## Exercise requirements
Repeat exactly the lines of the listing from the line containing "Transcribe the text in this document." through its last line, and nothing beyond them.

## Recorded data
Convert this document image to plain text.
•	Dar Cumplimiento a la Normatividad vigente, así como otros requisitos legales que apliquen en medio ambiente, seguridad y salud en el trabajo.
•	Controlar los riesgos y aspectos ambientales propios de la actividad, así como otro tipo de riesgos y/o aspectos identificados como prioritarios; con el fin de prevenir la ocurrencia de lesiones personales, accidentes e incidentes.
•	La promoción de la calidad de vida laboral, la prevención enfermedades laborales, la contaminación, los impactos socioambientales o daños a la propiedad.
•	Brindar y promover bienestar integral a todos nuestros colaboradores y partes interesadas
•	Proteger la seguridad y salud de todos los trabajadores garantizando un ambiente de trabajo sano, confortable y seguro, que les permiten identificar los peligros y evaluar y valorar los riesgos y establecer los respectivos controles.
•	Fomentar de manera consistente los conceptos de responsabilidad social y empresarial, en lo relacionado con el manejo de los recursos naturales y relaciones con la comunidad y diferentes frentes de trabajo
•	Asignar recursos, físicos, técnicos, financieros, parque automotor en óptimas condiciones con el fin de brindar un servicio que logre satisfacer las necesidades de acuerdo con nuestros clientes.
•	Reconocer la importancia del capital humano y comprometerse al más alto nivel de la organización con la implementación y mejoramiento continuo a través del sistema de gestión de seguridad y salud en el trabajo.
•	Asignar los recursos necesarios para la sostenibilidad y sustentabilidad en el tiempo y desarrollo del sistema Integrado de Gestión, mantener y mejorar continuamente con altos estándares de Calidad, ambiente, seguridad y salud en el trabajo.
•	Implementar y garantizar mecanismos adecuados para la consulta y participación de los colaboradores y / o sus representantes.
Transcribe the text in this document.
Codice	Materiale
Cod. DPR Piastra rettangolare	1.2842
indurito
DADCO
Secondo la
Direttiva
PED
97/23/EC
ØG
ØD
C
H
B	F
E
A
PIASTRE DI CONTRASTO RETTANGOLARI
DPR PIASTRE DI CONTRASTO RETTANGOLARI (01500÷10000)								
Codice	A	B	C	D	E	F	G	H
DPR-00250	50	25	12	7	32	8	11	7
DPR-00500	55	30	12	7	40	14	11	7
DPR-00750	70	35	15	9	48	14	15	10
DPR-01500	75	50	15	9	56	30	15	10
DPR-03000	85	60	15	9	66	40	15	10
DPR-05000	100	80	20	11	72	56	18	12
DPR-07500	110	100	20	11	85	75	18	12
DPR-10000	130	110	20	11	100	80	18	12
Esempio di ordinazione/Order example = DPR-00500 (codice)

## Exercise result
Transcribe the text in this document.
Codice	Materiale
Cod. DPR Piastra rettangolare	1.2842
indurito
DADCO
Secondo la
Direttiva
PED
97/23/EC
ØG
ØD
C
H
B	F
E
A
PIASTRE DI CONTRASTO RETTANGOLARI
DPR PIASTRE DI CONTRASTO RETTANGOLARI (01500÷10000)								
Codice	A	B	C	D	E	F	G	H
DPR-00250	50	25	12	7	32	8	11	7
DPR-00500	55	30	12	7	40	14	11	7
DPR-00750	70	35	15	9	48	14	15	10
DPR-01500	75	50	15	9	56	30	15	10
DPR-03000	85	60	15	9	66	40	15	10
DPR-05000	100	80	20	11	72	56	18	12
DPR-07500	110	100	20	11	85	75	18	12
DPR-10000	130	110	20	11	100	80	18	12
Esempio di ordinazione/Order example = DPR-00500 (codice)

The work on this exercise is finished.